Input rows:
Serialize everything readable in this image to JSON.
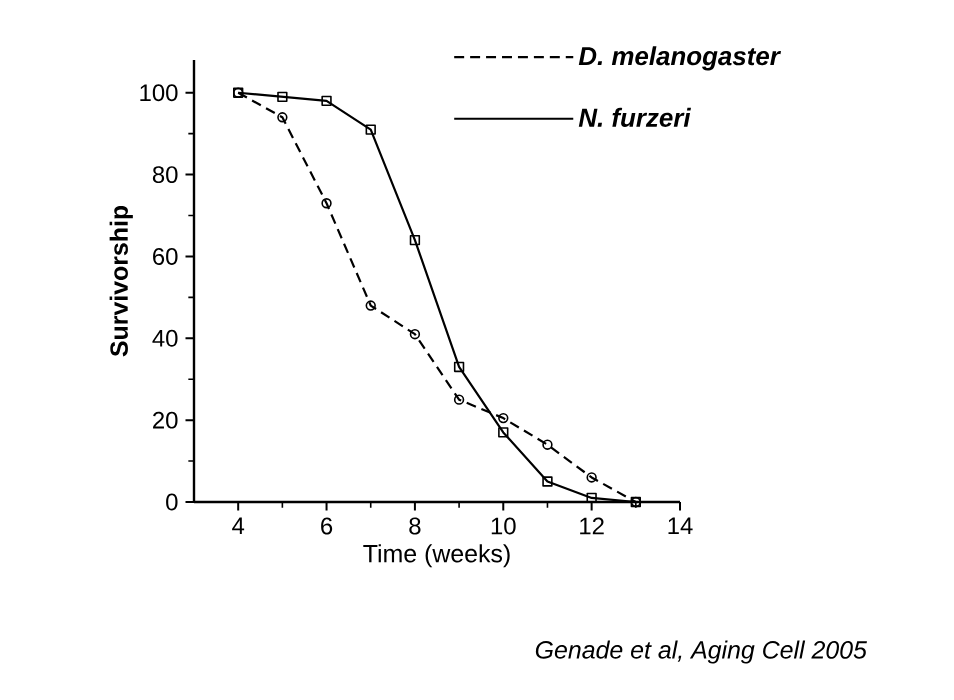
{
  "chart_data": {
    "type": "line",
    "xlabel": "Time (weeks)",
    "ylabel": "Survivorship",
    "x": [
      4,
      5,
      6,
      7,
      8,
      9,
      10,
      11,
      12,
      13
    ],
    "series": [
      {
        "name": "D. melanogaster",
        "color": "#000000",
        "marker": "circle",
        "line_style": "dashed",
        "values": [
          100,
          94,
          73,
          48,
          41,
          25,
          20.5,
          14,
          6,
          0
        ]
      },
      {
        "name": "N. furzeri",
        "color": "#000000",
        "marker": "square",
        "line_style": "solid",
        "values": [
          100,
          99,
          98,
          91,
          64,
          33,
          17,
          5,
          1,
          0
        ]
      }
    ],
    "xlim": [
      3,
      14
    ],
    "xticks": [
      4,
      6,
      8,
      10,
      12,
      14
    ],
    "ylim": [
      0,
      108
    ],
    "yticks": [
      0,
      20,
      40,
      60,
      80,
      100
    ],
    "grid": false,
    "legend": "top right",
    "annotations": [
      "Genade et al, Aging Cell 2005"
    ]
  }
}
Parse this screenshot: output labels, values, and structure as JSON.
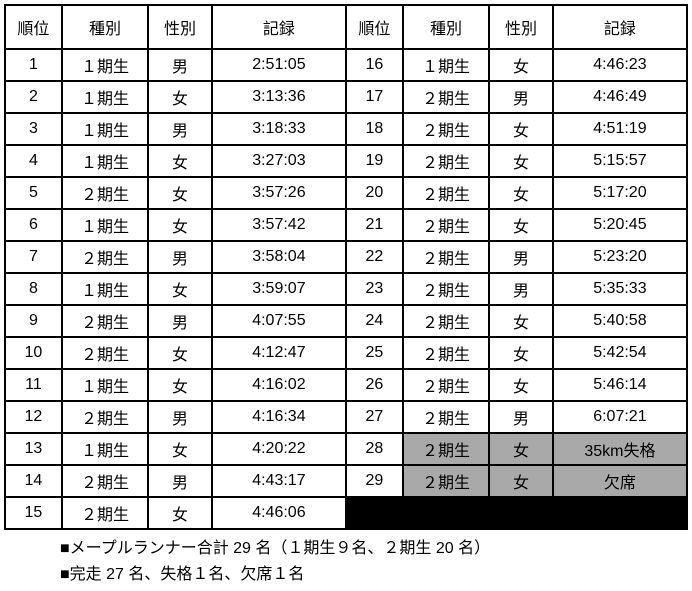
{
  "headers": {
    "rank": "順位",
    "type": "種別",
    "sex": "性別",
    "record": "記録"
  },
  "rows_left": [
    {
      "rank": "1",
      "type": "１期生",
      "sex": "男",
      "record": "2:51:05"
    },
    {
      "rank": "2",
      "type": "１期生",
      "sex": "女",
      "record": "3:13:36"
    },
    {
      "rank": "3",
      "type": "１期生",
      "sex": "男",
      "record": "3:18:33"
    },
    {
      "rank": "4",
      "type": "１期生",
      "sex": "女",
      "record": "3:27:03"
    },
    {
      "rank": "5",
      "type": "２期生",
      "sex": "女",
      "record": "3:57:26"
    },
    {
      "rank": "6",
      "type": "１期生",
      "sex": "女",
      "record": "3:57:42"
    },
    {
      "rank": "7",
      "type": "２期生",
      "sex": "男",
      "record": "3:58:04"
    },
    {
      "rank": "8",
      "type": "１期生",
      "sex": "女",
      "record": "3:59:07"
    },
    {
      "rank": "9",
      "type": "２期生",
      "sex": "男",
      "record": "4:07:55"
    },
    {
      "rank": "10",
      "type": "２期生",
      "sex": "女",
      "record": "4:12:47"
    },
    {
      "rank": "11",
      "type": "１期生",
      "sex": "女",
      "record": "4:16:02"
    },
    {
      "rank": "12",
      "type": "２期生",
      "sex": "男",
      "record": "4:16:34"
    },
    {
      "rank": "13",
      "type": "１期生",
      "sex": "女",
      "record": "4:20:22"
    },
    {
      "rank": "14",
      "type": "２期生",
      "sex": "男",
      "record": "4:43:17"
    },
    {
      "rank": "15",
      "type": "２期生",
      "sex": "女",
      "record": "4:46:06"
    }
  ],
  "rows_right": [
    {
      "rank": "16",
      "type": "１期生",
      "sex": "女",
      "record": "4:46:23",
      "dq": false
    },
    {
      "rank": "17",
      "type": "２期生",
      "sex": "男",
      "record": "4:46:49",
      "dq": false
    },
    {
      "rank": "18",
      "type": "２期生",
      "sex": "女",
      "record": "4:51:19",
      "dq": false
    },
    {
      "rank": "19",
      "type": "２期生",
      "sex": "女",
      "record": "5:15:57",
      "dq": false
    },
    {
      "rank": "20",
      "type": "２期生",
      "sex": "女",
      "record": "5:17:20",
      "dq": false
    },
    {
      "rank": "21",
      "type": "２期生",
      "sex": "女",
      "record": "5:20:45",
      "dq": false
    },
    {
      "rank": "22",
      "type": "２期生",
      "sex": "男",
      "record": "5:23:20",
      "dq": false
    },
    {
      "rank": "23",
      "type": "２期生",
      "sex": "男",
      "record": "5:35:33",
      "dq": false
    },
    {
      "rank": "24",
      "type": "２期生",
      "sex": "女",
      "record": "5:40:58",
      "dq": false
    },
    {
      "rank": "25",
      "type": "２期生",
      "sex": "女",
      "record": "5:42:54",
      "dq": false
    },
    {
      "rank": "26",
      "type": "２期生",
      "sex": "女",
      "record": "5:46:14",
      "dq": false
    },
    {
      "rank": "27",
      "type": "２期生",
      "sex": "男",
      "record": "6:07:21",
      "dq": false
    },
    {
      "rank": "28",
      "type": "２期生",
      "sex": "女",
      "record": "35km失格",
      "dq": true
    },
    {
      "rank": "29",
      "type": "２期生",
      "sex": "女",
      "record": "欠席",
      "dq": true
    }
  ],
  "notes": [
    "■メープルランナー合計 29 名（１期生９名、２期生 20 名）",
    "■完走 27 名、失格１名、欠席１名"
  ],
  "style": {
    "dq_bg": "#a9a9a9",
    "filler_bg": "#000000",
    "border_color": "#000000",
    "font_size": 16
  }
}
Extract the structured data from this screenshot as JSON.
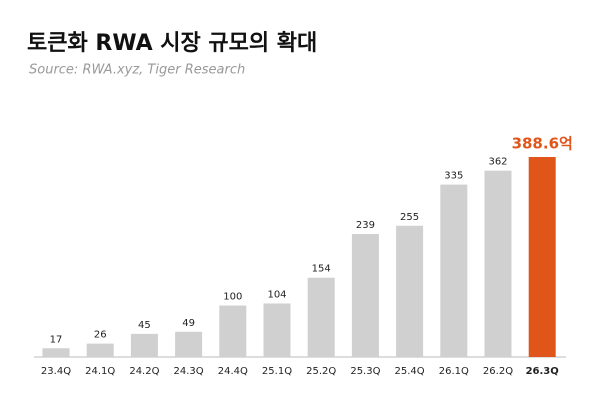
{
  "chart_data": {
    "type": "bar",
    "title": "토큰화 RWA 시장 규모의 확대",
    "subtitle": "Source: RWA.xyz, Tiger Research",
    "categories": [
      "23.4Q",
      "24.1Q",
      "24.2Q",
      "24.3Q",
      "24.4Q",
      "25.1Q",
      "25.2Q",
      "25.3Q",
      "25.4Q",
      "26.1Q",
      "26.2Q",
      "26.3Q"
    ],
    "values": [
      17,
      26,
      45,
      49,
      100,
      104,
      154,
      239,
      255,
      335,
      362,
      388.6
    ],
    "value_labels": [
      "17",
      "26",
      "45",
      "49",
      "100",
      "104",
      "154",
      "239",
      "255",
      "335",
      "362",
      "388.6억"
    ],
    "colors": [
      "#d0d0d0",
      "#d0d0d0",
      "#d0d0d0",
      "#d0d0d0",
      "#d0d0d0",
      "#d0d0d0",
      "#d0d0d0",
      "#d0d0d0",
      "#d0d0d0",
      "#d0d0d0",
      "#d0d0d0",
      "#e0561a"
    ]
  }
}
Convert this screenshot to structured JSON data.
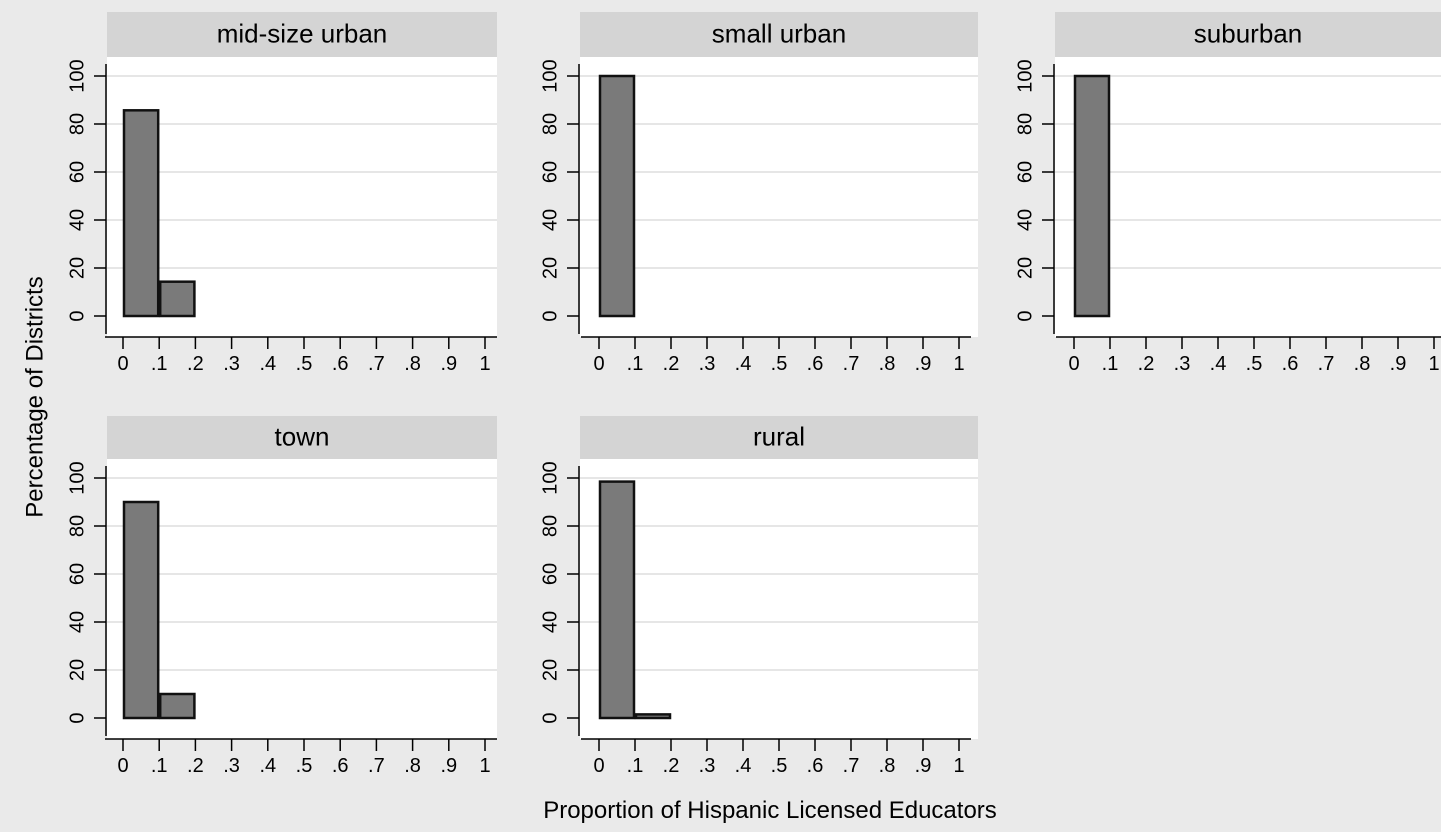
{
  "chart_data": {
    "type": "bar",
    "layout": "small-multiples",
    "xlabel": "Proportion of Hispanic Licensed Educators",
    "ylabel": "Percentage of Districts",
    "xlim": [
      0,
      1
    ],
    "ylim": [
      0,
      100
    ],
    "x_tick_labels": [
      "0",
      ".1",
      ".2",
      ".3",
      ".4",
      ".5",
      ".6",
      ".7",
      ".8",
      ".9",
      "1"
    ],
    "y_tick_labels": [
      "0",
      "20",
      "40",
      "60",
      "80",
      "100"
    ],
    "bin_width": 0.1,
    "grid": true,
    "colors": {
      "background": "#eaeaea",
      "plot_area": "#ffffff",
      "title_bar": "#d4d4d4",
      "bar_fill": "#7a7a7a",
      "bar_edge": "#111111",
      "grid": "#e6e6e6"
    },
    "panels": [
      {
        "title": "mid-size urban",
        "bins": [
          0,
          0.1
        ],
        "values": [
          85.7,
          14.3
        ]
      },
      {
        "title": "small urban",
        "bins": [
          0
        ],
        "values": [
          100
        ]
      },
      {
        "title": "suburban",
        "bins": [
          0
        ],
        "values": [
          100
        ]
      },
      {
        "title": "town",
        "bins": [
          0,
          0.1
        ],
        "values": [
          90,
          10
        ]
      },
      {
        "title": "rural",
        "bins": [
          0,
          0.1
        ],
        "values": [
          98.5,
          1.5
        ]
      }
    ]
  }
}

Challenge: Determine how many lines include the string "ylabel". Give no answer but the number.

Written answer: 2